Find the string "structured" in the records. Copy every line it appears in.
— begin Records to use —
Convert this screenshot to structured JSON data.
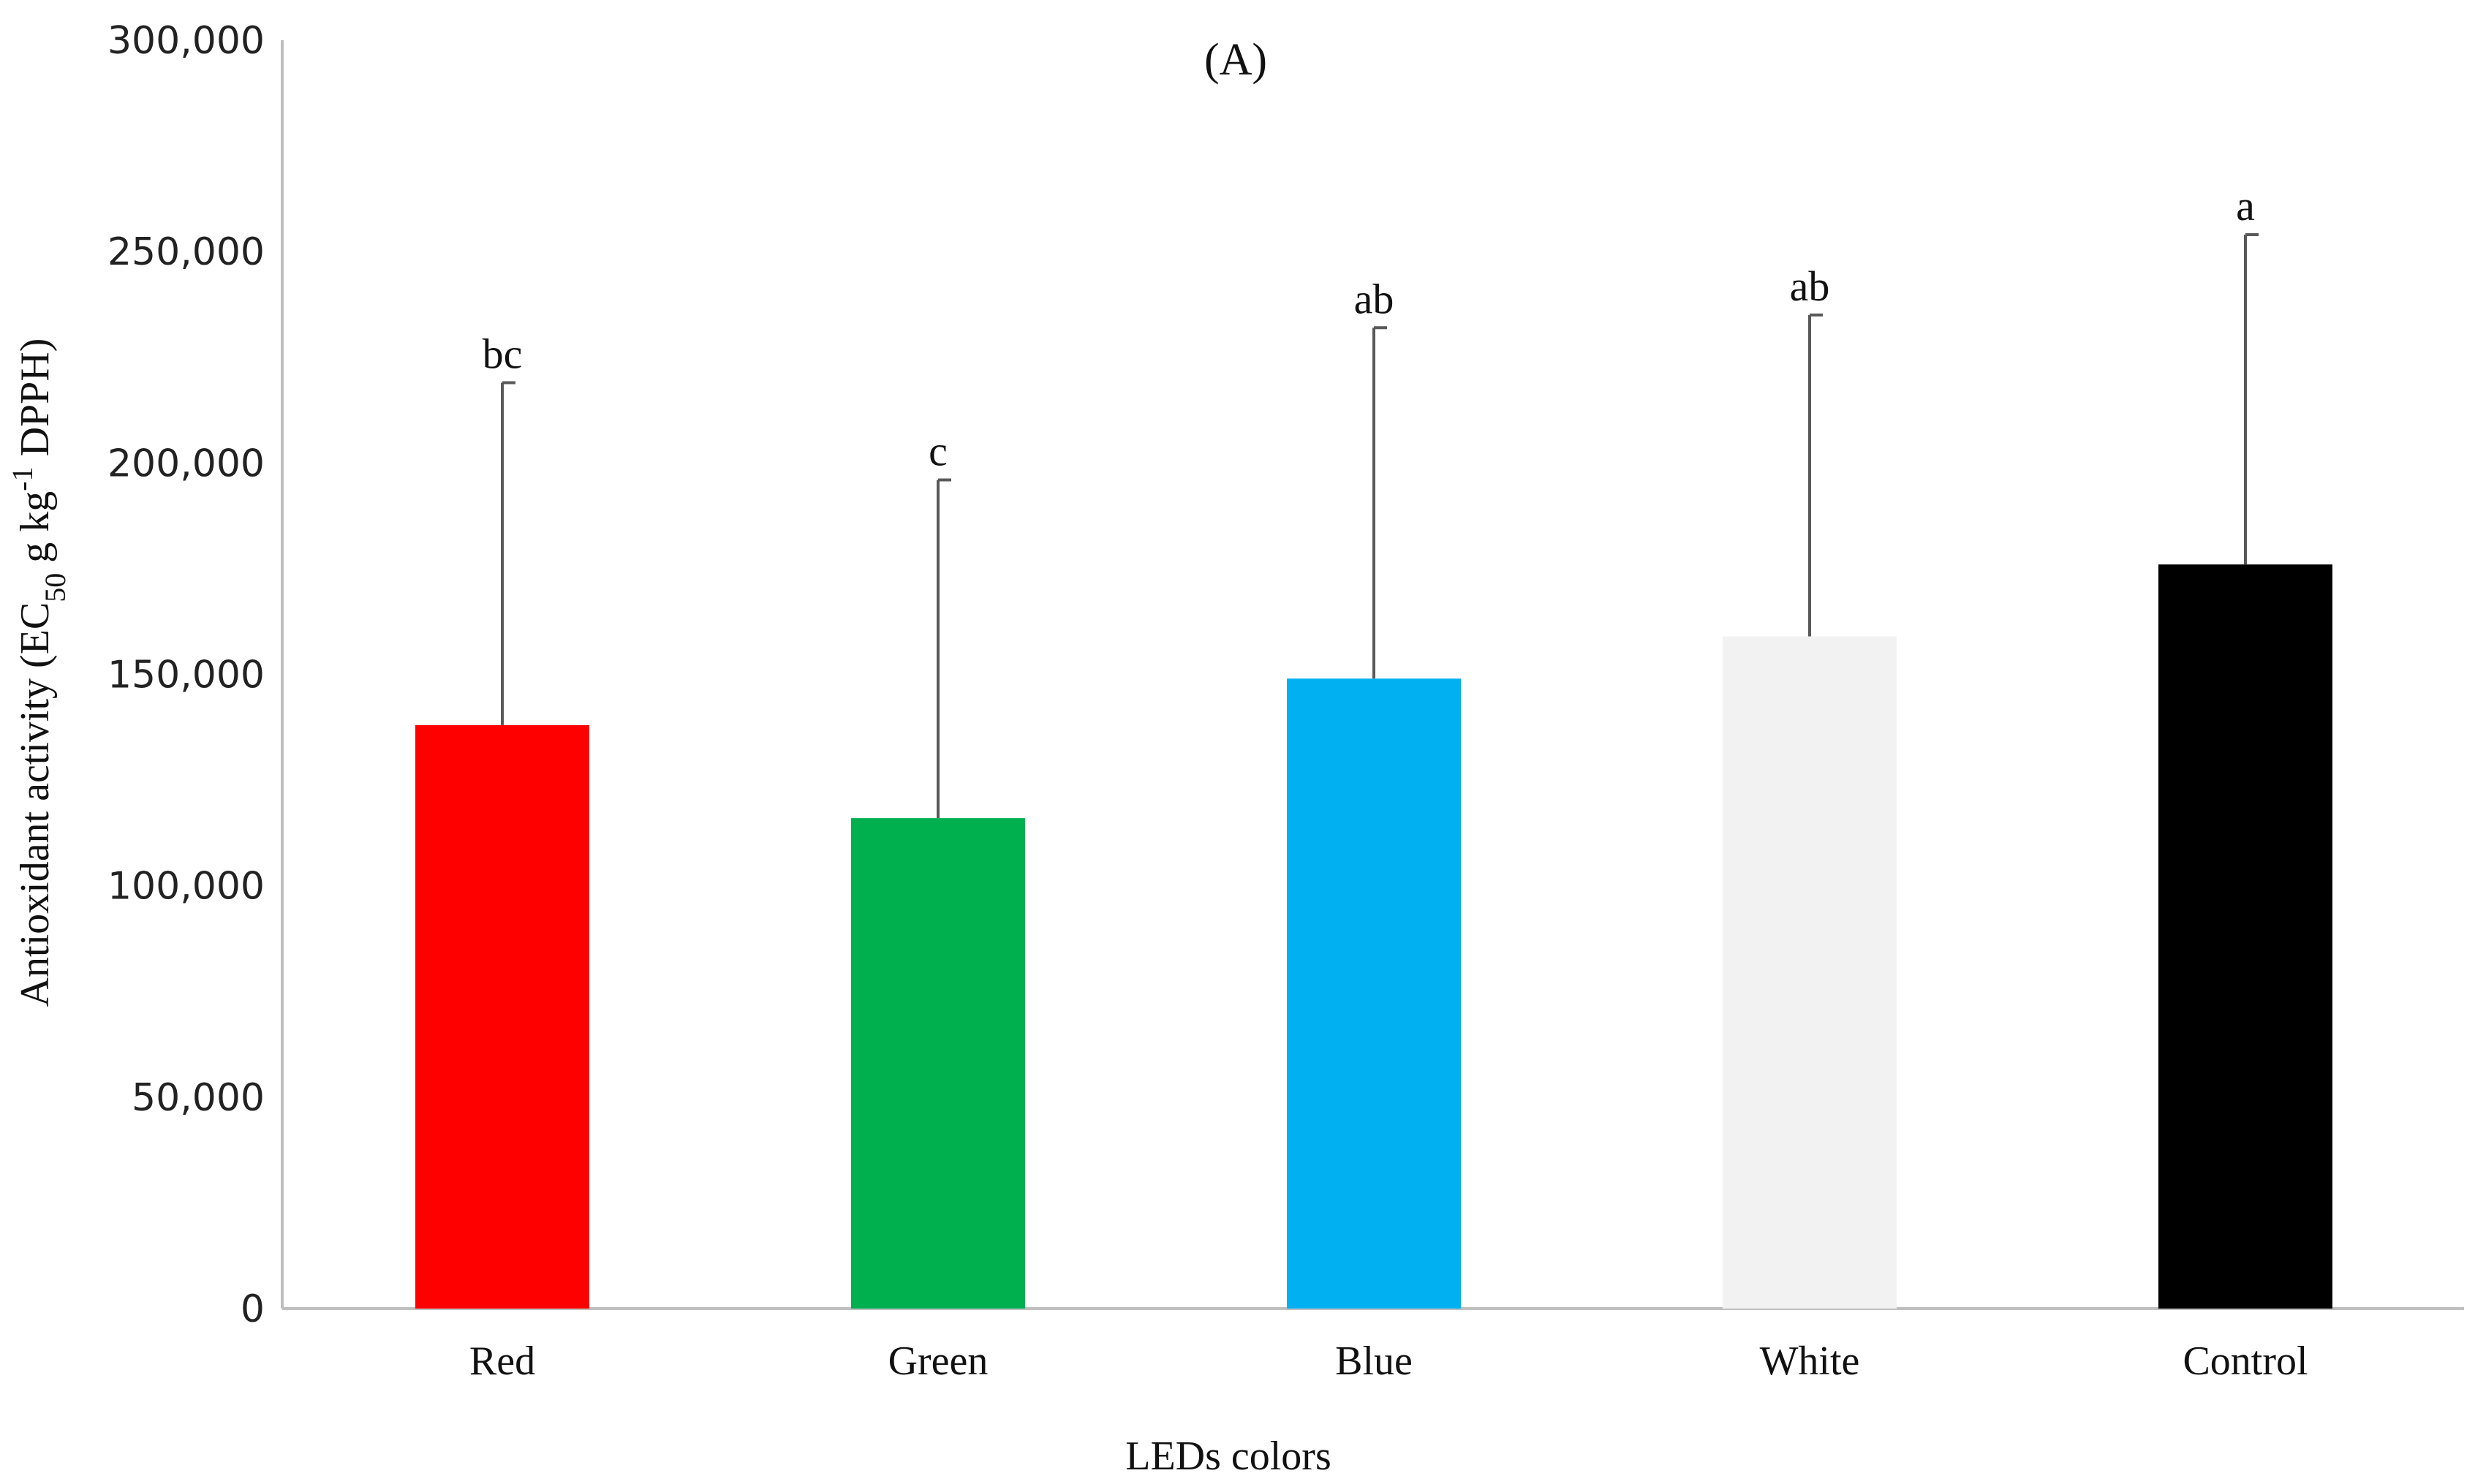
{
  "chart_data": {
    "type": "bar",
    "title": "(A)",
    "xlabel": "LEDs colors",
    "ylabel": {
      "prefix": "Antioxidant activity (EC",
      "sub": "50",
      "mid": " g kg",
      "sup": "-1",
      "suffix": " DPPH)"
    },
    "categories": [
      "Red",
      "Green",
      "Blue",
      "White",
      "Control"
    ],
    "values": [
      138000,
      116000,
      149000,
      159000,
      176000
    ],
    "error_plus": [
      81000,
      80000,
      83000,
      76000,
      78000
    ],
    "significance": [
      "bc",
      "c",
      "ab",
      "ab",
      "a"
    ],
    "colors": [
      "#ff0000",
      "#00b04f",
      "#00b0f0",
      "#f2f2f2",
      "#000000"
    ],
    "ylim": [
      0,
      300000
    ],
    "yticks": [
      0,
      50000,
      100000,
      150000,
      200000,
      250000,
      300000
    ],
    "ytick_labels": [
      "0",
      "50,000",
      "100,000",
      "150,000",
      "200,000",
      "250,000",
      "300,000"
    ],
    "grid": false,
    "legend": false
  }
}
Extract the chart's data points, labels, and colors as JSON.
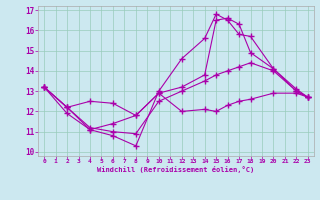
{
  "xlabel": "Windchill (Refroidissement éolien,°C)",
  "bg_color": "#cce8f0",
  "line_color": "#aa00aa",
  "grid_color": "#99ccbb",
  "xlim": [
    -0.5,
    23.5
  ],
  "ylim": [
    9.8,
    17.2
  ],
  "xticks": [
    0,
    1,
    2,
    3,
    4,
    5,
    6,
    7,
    8,
    9,
    10,
    11,
    12,
    13,
    14,
    15,
    16,
    17,
    18,
    19,
    20,
    21,
    22,
    23
  ],
  "yticks": [
    10,
    11,
    12,
    13,
    14,
    15,
    16,
    17
  ],
  "line1_x": [
    0,
    2,
    4,
    6,
    8,
    10,
    12,
    14,
    15,
    16,
    17,
    18,
    20,
    22,
    23
  ],
  "line1_y": [
    13.2,
    11.9,
    11.1,
    10.8,
    10.3,
    13.0,
    14.6,
    15.6,
    16.8,
    16.5,
    15.8,
    15.7,
    14.1,
    13.1,
    12.7
  ],
  "line2_x": [
    0,
    2,
    4,
    6,
    8,
    10,
    12,
    14,
    15,
    16,
    17,
    18,
    20,
    22,
    23
  ],
  "line2_y": [
    13.2,
    12.2,
    12.5,
    12.4,
    11.8,
    12.9,
    13.2,
    13.8,
    16.5,
    16.6,
    16.3,
    14.9,
    14.1,
    13.0,
    12.7
  ],
  "line3_x": [
    0,
    2,
    4,
    6,
    8,
    10,
    12,
    14,
    15,
    16,
    17,
    18,
    20,
    22,
    23
  ],
  "line3_y": [
    13.2,
    12.2,
    11.1,
    11.4,
    11.8,
    12.9,
    12.0,
    12.1,
    12.0,
    12.3,
    12.5,
    12.6,
    12.9,
    12.9,
    12.7
  ],
  "line4_x": [
    0,
    2,
    4,
    6,
    8,
    10,
    12,
    14,
    15,
    16,
    17,
    18,
    20,
    22,
    23
  ],
  "line4_y": [
    13.2,
    12.2,
    11.2,
    11.0,
    10.9,
    12.5,
    13.0,
    13.5,
    13.8,
    14.0,
    14.2,
    14.4,
    14.0,
    13.0,
    12.7
  ]
}
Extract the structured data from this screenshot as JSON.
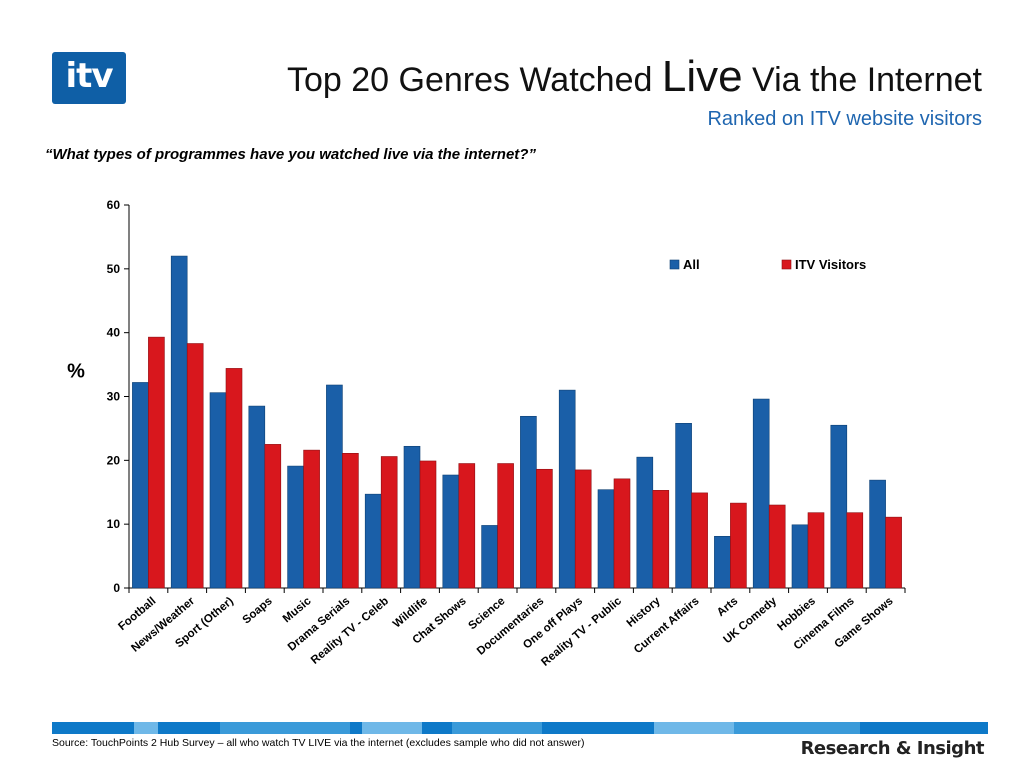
{
  "logo": {
    "text": "itv"
  },
  "header": {
    "title_part1": "Top 20 Genres Watched ",
    "title_emph": "Live",
    "title_part2": " Via the Internet",
    "subtitle": "Ranked on ITV website visitors"
  },
  "question": "“What types of programmes have you watched live via the internet?”",
  "colors": {
    "all": "#1a5fa8",
    "itv": "#d8171d",
    "brand_blue": "#0f5fa6",
    "subtitle_blue": "#1f66b0"
  },
  "chart_data": {
    "type": "bar",
    "categories": [
      "Football",
      "News/Weather",
      "Sport (Other)",
      "Soaps",
      "Music",
      "Drama Serials",
      "Reality TV - Celeb",
      "Wildlife",
      "Chat Shows",
      "Science",
      "Documentaries",
      "One off Plays",
      "Reality TV - Public",
      "History",
      "Current Affairs",
      "Arts",
      "UK Comedy",
      "Hobbies",
      "Cinema Films",
      "Game Shows"
    ],
    "series": [
      {
        "name": "All",
        "values": [
          32.2,
          52,
          30.6,
          28.5,
          19.1,
          31.8,
          14.7,
          22.2,
          17.7,
          9.8,
          26.9,
          31,
          15.4,
          20.5,
          25.8,
          8.1,
          29.6,
          9.9,
          25.5,
          16.9
        ]
      },
      {
        "name": "ITV Visitors",
        "values": [
          39.3,
          38.3,
          34.4,
          22.5,
          21.6,
          21.1,
          20.6,
          19.9,
          19.5,
          19.5,
          18.6,
          18.5,
          17.1,
          15.3,
          14.9,
          13.3,
          13,
          11.8,
          11.8,
          11.1
        ]
      }
    ],
    "ylabel": "%",
    "ylim": [
      0,
      60
    ],
    "yticks": [
      "0",
      "10",
      "20",
      "30",
      "40",
      "50",
      "60"
    ],
    "legend_position": "top-right",
    "grid": false
  },
  "footer": {
    "source": "Source: TouchPoints 2 Hub Survey  – all who watch TV LIVE via the internet (excludes sample who did not answer)",
    "brand": "Research & Insight"
  }
}
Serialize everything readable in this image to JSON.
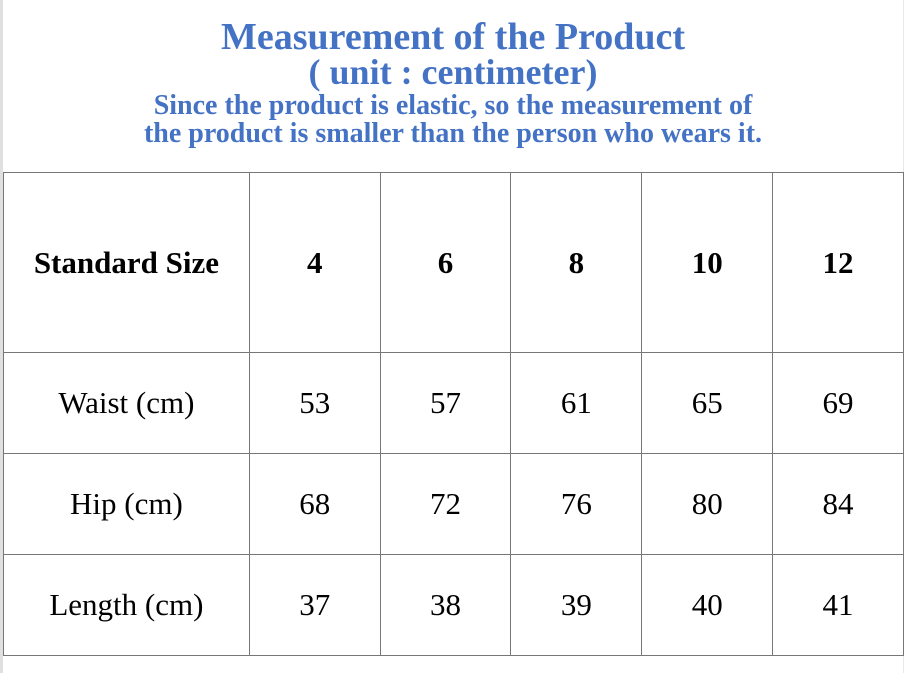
{
  "header": {
    "title": "Measurement of the Product",
    "unit": "( unit : centimeter)",
    "note_line1": "Since the product is elastic, so the measurement of",
    "note_line2": "the product is smaller than the person who wears it.",
    "color": "#4472C4"
  },
  "table": {
    "header": [
      "Standard Size",
      "4",
      "6",
      "8",
      "10",
      "12"
    ],
    "rows": [
      [
        "Waist (cm)",
        "53",
        "57",
        "61",
        "65",
        "69"
      ],
      [
        "Hip (cm)",
        "68",
        "72",
        "76",
        "80",
        "84"
      ],
      [
        "Length (cm)",
        "37",
        "38",
        "39",
        "40",
        "41"
      ]
    ]
  }
}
— end Records to use —
Finished answer
Convert this screenshot to structured JSON data.
Extract the structured data from this screenshot as JSON.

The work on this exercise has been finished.